Among the records below, find each line that includes the string "Constitutional" and copy it.

Entries taken from a collection

☆ ☆ ☆

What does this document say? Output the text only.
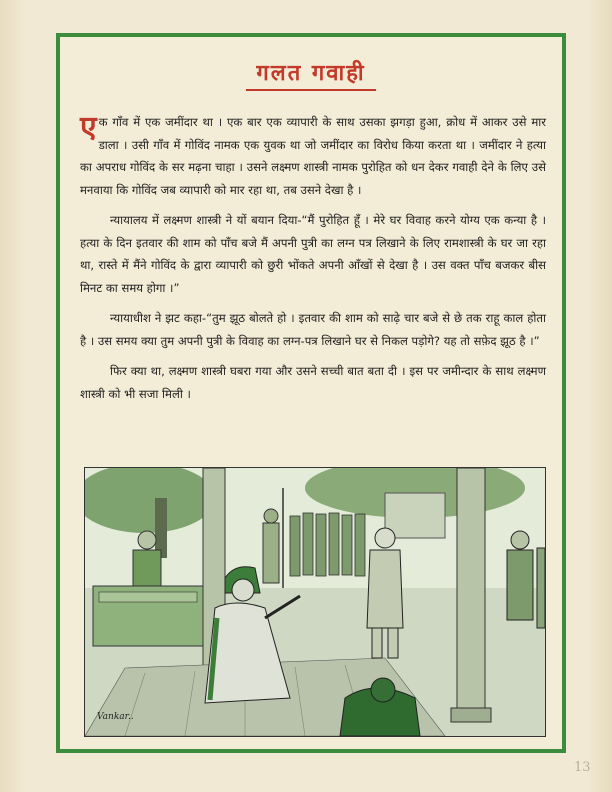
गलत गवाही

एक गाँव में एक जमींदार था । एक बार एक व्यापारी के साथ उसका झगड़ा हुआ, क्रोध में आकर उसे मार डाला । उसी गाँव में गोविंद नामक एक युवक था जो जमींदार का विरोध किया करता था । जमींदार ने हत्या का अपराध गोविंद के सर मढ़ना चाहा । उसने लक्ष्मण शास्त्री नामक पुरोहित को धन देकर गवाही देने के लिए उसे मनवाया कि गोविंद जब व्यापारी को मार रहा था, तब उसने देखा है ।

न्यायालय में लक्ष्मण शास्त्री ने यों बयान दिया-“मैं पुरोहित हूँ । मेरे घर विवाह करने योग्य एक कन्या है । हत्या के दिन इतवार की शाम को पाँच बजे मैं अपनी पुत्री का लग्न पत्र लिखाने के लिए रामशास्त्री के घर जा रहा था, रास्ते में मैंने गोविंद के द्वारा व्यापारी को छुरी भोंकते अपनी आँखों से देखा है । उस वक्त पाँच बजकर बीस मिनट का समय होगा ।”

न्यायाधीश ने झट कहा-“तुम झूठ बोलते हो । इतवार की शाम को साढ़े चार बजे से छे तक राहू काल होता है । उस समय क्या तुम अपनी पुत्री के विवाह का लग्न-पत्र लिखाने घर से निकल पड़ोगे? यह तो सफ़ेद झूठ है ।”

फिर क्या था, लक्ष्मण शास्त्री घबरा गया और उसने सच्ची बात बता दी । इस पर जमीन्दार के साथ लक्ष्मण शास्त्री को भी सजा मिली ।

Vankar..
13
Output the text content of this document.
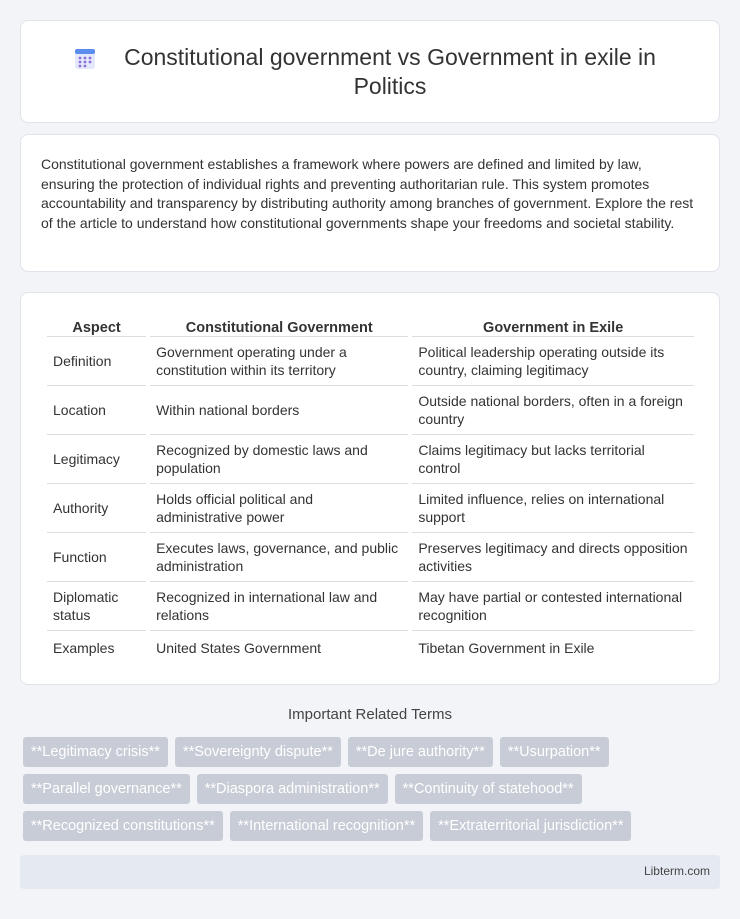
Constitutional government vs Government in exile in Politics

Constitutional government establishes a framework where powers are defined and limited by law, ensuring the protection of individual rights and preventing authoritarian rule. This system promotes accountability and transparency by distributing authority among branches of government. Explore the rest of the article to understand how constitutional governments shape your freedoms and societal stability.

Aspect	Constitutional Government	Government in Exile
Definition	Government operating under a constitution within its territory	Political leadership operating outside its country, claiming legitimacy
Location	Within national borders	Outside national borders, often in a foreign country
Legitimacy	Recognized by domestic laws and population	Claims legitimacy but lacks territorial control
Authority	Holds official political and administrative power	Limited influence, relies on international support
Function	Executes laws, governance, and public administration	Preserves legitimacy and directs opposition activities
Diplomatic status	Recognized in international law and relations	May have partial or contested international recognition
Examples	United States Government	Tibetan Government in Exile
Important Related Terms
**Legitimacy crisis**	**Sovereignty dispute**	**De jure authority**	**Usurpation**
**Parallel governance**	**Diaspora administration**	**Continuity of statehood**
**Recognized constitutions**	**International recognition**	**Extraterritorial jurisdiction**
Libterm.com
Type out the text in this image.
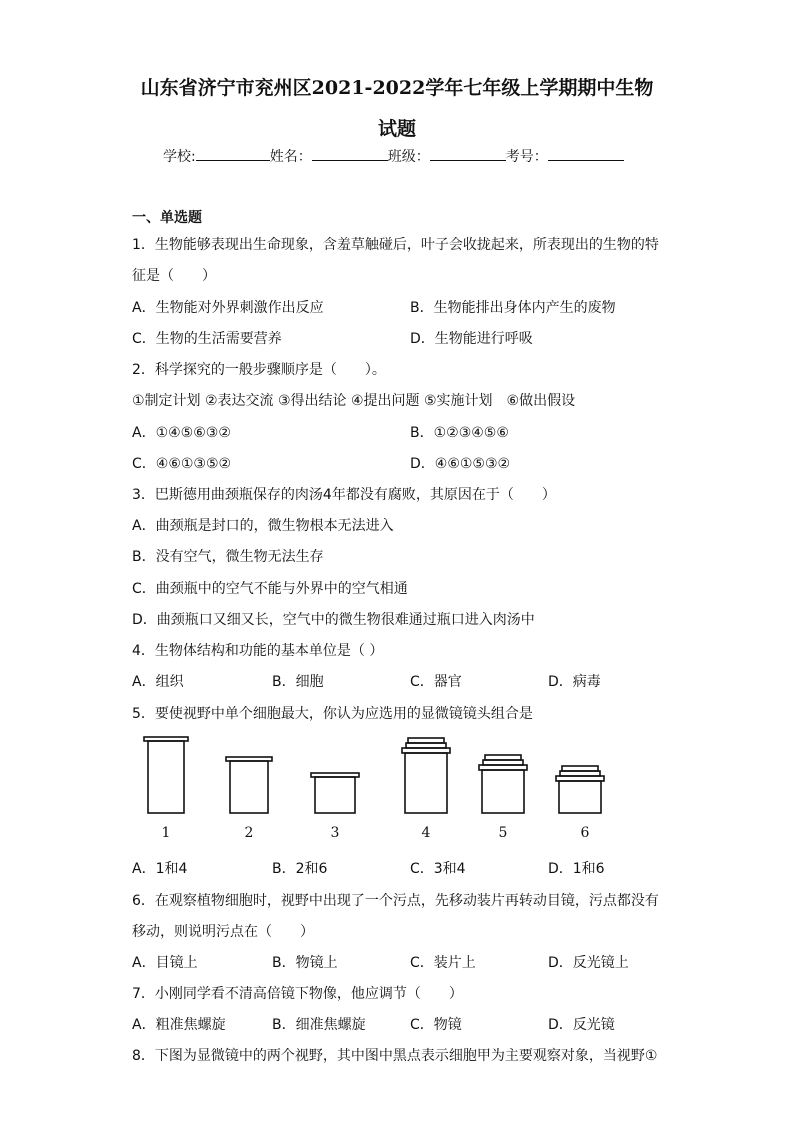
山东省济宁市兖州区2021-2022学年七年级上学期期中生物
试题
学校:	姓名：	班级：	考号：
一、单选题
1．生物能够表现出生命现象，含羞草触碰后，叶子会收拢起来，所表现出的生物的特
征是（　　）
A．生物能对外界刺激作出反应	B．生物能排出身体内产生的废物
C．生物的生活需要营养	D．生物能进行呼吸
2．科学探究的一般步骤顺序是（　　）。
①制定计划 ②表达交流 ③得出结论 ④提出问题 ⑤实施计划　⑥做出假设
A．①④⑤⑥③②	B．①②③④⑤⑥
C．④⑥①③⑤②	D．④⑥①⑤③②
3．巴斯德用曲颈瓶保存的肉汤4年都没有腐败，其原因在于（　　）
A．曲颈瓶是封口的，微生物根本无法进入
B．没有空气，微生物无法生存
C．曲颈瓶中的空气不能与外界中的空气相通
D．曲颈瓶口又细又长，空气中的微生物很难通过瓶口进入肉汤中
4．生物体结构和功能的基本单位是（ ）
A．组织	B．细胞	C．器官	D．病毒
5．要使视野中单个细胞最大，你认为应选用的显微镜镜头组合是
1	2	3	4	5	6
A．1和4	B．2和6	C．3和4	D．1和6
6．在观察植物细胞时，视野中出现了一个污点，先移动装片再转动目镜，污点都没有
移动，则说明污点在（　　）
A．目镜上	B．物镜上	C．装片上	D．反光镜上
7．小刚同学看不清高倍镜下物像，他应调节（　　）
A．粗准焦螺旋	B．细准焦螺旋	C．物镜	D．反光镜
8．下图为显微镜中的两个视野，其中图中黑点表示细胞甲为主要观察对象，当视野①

☆ ☆ ☆

RESPONSE:
Constitutional government vs Government in exile in Politics
Constitutional government establishes a framework where powers are defined and limited by law, ensuring the protection of individual rights and preventing authoritarian rule. This system promotes accountability and transparency by distributing authority among branches of government. Explore the rest of the article to understand how constitutional governments shape your freedoms and societal stability.
Aspect	Constitutional Government	Government in Exile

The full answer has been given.